### Material for this task
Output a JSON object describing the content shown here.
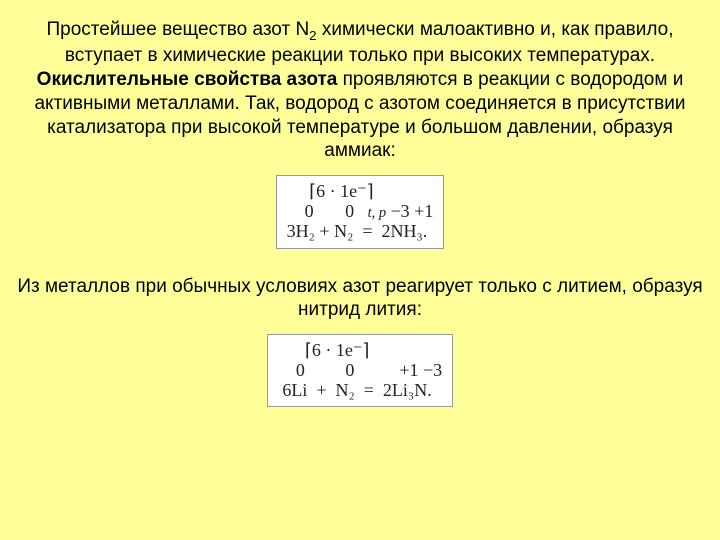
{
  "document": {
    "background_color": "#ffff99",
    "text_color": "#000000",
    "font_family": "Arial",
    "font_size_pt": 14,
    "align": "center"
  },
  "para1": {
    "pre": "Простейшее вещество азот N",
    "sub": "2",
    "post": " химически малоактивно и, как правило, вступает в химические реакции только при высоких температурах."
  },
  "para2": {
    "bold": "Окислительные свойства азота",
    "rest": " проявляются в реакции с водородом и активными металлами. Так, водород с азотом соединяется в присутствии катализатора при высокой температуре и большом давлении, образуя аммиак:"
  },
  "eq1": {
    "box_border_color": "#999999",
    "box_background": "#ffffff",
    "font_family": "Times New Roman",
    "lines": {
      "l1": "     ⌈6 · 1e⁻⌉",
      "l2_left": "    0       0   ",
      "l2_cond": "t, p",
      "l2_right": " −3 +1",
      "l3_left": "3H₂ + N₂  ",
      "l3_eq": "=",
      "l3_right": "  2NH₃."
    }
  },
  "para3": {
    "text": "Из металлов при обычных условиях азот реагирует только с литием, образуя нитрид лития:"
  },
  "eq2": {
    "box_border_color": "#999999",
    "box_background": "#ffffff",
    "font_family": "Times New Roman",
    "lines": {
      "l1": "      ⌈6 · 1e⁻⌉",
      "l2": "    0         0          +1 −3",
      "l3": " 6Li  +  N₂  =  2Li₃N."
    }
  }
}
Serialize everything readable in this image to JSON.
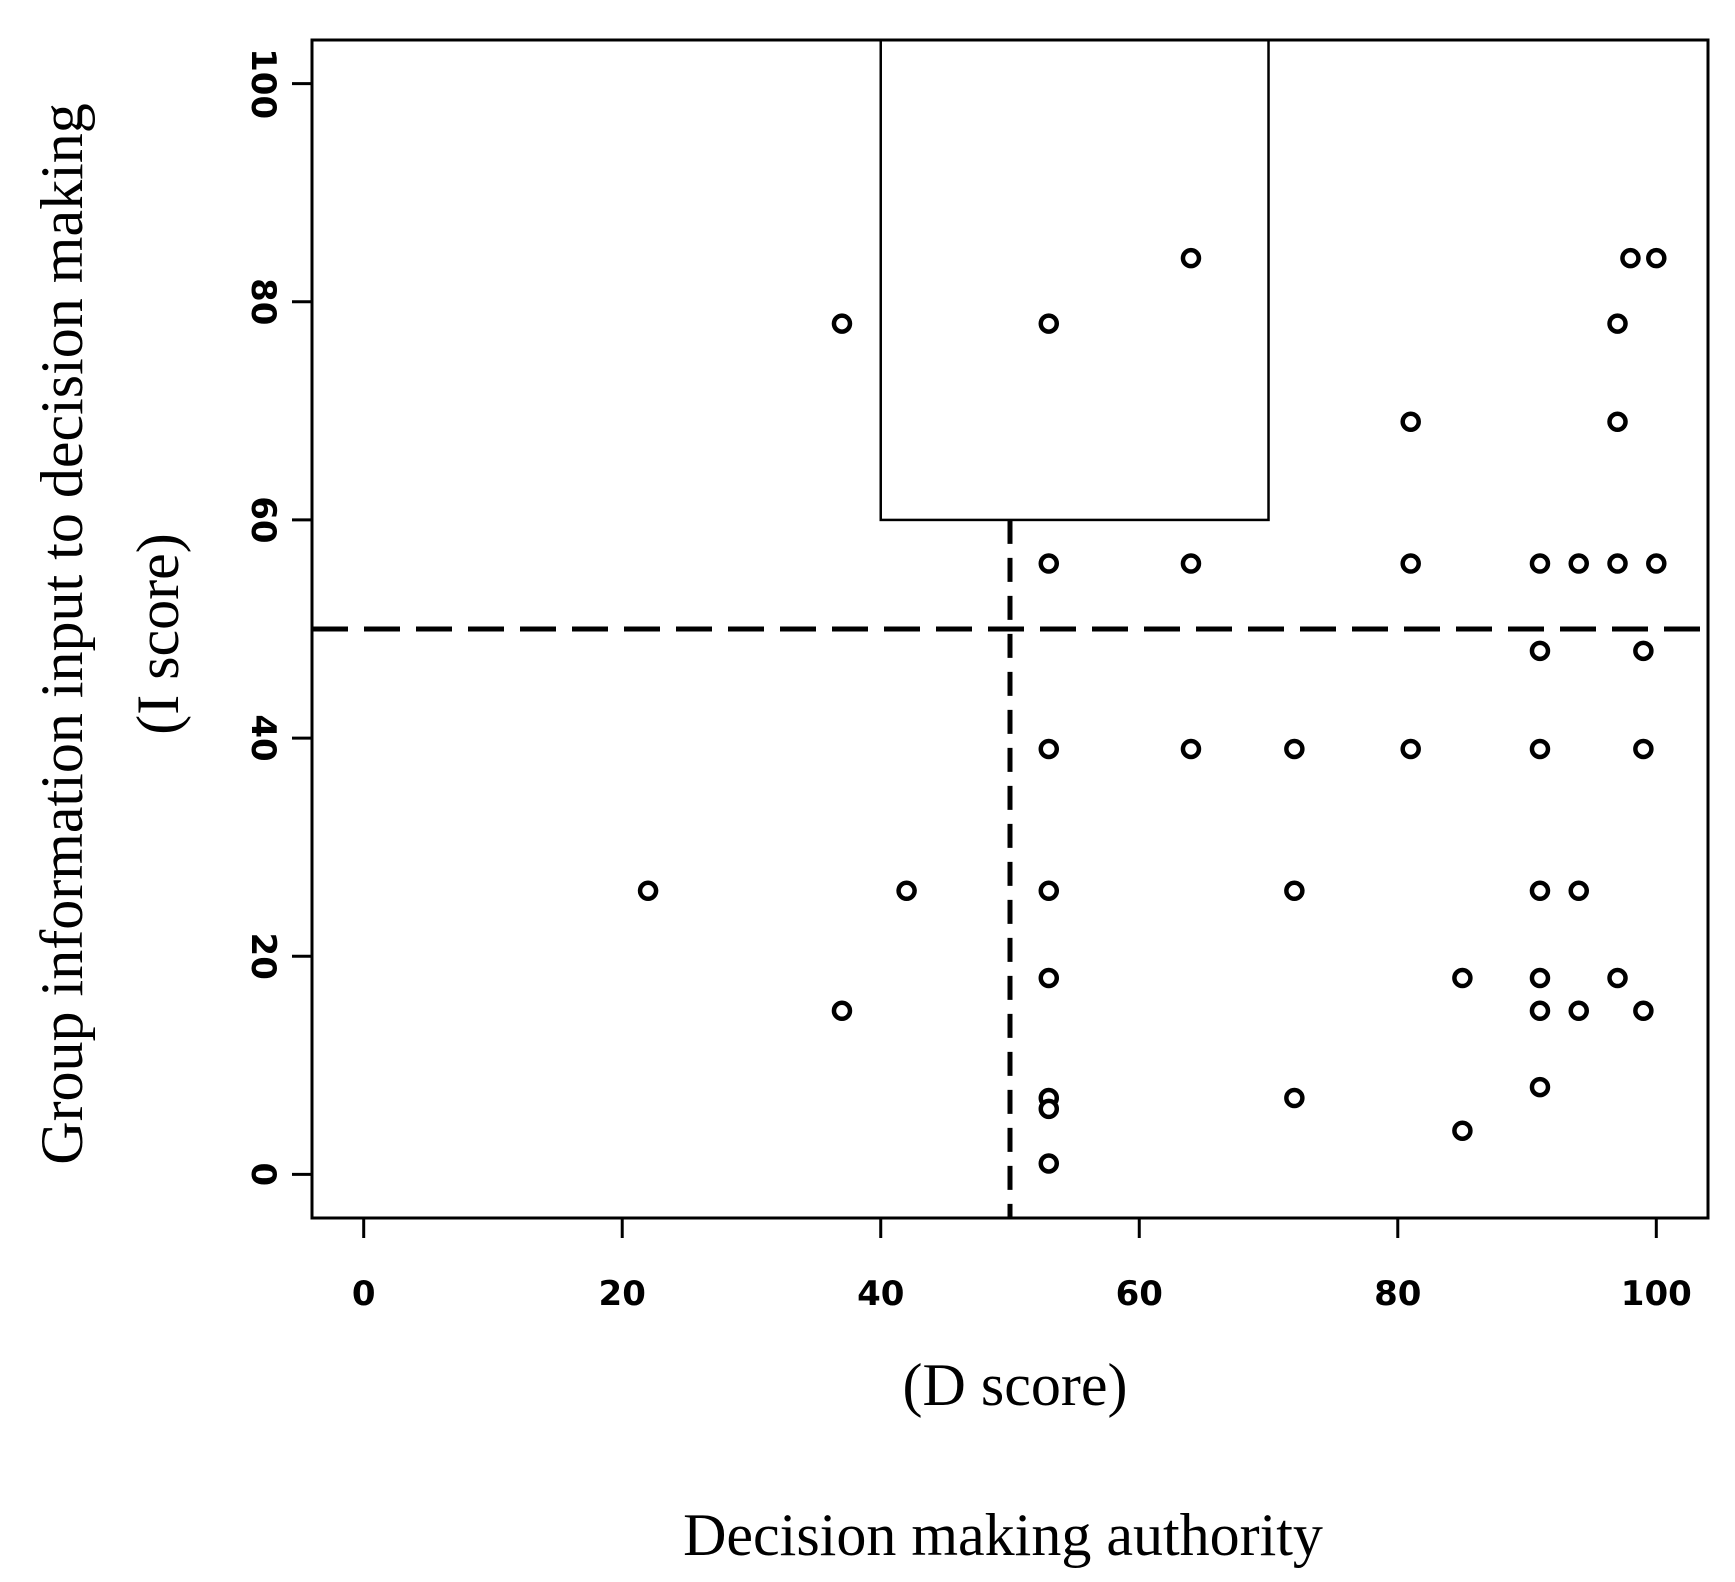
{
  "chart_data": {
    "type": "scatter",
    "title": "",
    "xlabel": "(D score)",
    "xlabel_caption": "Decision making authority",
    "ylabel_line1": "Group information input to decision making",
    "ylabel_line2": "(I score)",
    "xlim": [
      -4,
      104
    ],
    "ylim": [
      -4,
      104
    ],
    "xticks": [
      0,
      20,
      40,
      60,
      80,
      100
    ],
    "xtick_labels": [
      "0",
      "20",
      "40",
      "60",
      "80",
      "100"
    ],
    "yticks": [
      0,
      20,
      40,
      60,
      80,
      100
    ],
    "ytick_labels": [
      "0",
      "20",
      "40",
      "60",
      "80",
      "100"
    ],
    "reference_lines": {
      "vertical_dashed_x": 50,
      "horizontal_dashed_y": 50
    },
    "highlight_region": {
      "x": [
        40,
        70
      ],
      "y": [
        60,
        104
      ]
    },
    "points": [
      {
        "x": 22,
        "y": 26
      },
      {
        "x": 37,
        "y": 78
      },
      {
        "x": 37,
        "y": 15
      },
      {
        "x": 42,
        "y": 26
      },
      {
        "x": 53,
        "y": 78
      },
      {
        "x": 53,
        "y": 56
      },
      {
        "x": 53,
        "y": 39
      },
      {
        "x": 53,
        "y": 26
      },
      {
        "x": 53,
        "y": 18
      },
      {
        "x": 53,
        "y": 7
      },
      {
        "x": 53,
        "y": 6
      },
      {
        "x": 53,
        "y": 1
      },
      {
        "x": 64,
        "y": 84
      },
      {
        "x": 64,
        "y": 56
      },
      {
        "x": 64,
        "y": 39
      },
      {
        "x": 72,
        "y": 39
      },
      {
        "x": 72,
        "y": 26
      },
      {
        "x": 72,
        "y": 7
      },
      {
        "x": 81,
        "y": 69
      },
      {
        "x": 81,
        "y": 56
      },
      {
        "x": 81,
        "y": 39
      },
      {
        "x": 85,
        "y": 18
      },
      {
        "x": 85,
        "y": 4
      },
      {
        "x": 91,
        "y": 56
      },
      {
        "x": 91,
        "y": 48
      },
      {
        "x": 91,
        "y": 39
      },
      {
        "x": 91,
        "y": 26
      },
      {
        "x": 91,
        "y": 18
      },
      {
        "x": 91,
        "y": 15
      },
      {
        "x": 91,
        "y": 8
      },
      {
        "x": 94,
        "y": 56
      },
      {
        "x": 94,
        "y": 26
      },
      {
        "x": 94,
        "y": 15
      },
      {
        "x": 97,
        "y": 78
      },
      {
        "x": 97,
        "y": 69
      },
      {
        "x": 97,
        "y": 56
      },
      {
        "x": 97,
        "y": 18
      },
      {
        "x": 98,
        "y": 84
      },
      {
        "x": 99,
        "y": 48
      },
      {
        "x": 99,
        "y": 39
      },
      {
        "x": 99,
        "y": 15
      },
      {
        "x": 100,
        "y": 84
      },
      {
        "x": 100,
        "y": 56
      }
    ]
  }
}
--
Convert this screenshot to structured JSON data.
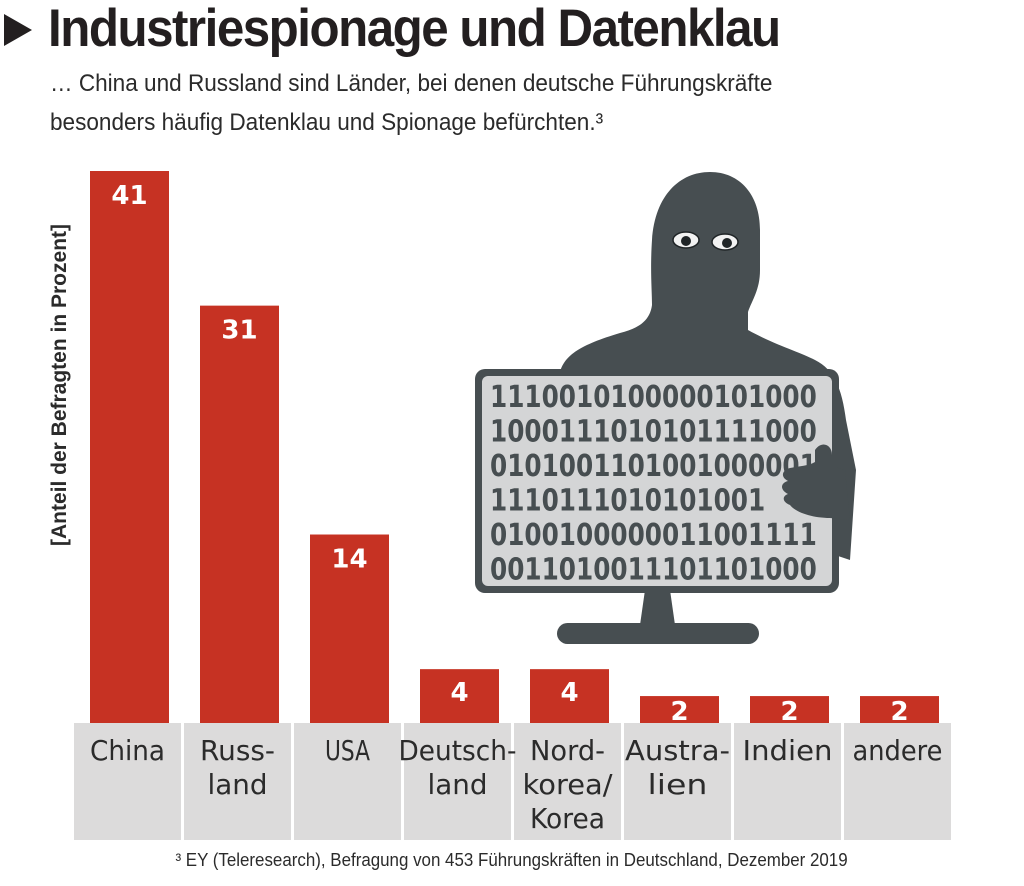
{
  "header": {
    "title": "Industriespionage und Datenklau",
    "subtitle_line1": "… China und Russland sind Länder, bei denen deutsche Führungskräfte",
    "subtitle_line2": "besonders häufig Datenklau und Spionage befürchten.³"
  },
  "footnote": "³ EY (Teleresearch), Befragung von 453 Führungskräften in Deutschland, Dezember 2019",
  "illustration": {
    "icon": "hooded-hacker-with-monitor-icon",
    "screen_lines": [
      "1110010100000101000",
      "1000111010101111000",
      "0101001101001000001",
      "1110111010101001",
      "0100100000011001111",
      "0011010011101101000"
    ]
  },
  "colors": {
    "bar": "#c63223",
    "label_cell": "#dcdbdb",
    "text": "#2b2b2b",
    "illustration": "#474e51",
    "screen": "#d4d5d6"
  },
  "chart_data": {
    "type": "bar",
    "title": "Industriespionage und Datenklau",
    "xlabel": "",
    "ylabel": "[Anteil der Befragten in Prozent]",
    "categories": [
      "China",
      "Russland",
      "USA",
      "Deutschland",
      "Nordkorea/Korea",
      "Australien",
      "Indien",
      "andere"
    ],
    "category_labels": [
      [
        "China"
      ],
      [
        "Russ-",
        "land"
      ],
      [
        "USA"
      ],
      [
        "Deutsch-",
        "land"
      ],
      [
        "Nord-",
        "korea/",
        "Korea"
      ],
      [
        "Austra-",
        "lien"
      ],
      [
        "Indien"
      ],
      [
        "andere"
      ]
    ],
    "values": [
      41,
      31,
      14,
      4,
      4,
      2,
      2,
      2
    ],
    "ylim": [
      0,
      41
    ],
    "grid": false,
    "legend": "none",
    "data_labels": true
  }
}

### Job
From the entries above, pull out each line that includes "реакции".

### Task solution
    "post": " химически малоактивно и, как правило, вступает в химические реакции только при высоких температурах."
    "rest": " проявляются в реакции с водородом и активными металлами. Так, водород с азотом соединяется в присутствии катализатора при высокой температуре и большом давлении, образуя аммиак:"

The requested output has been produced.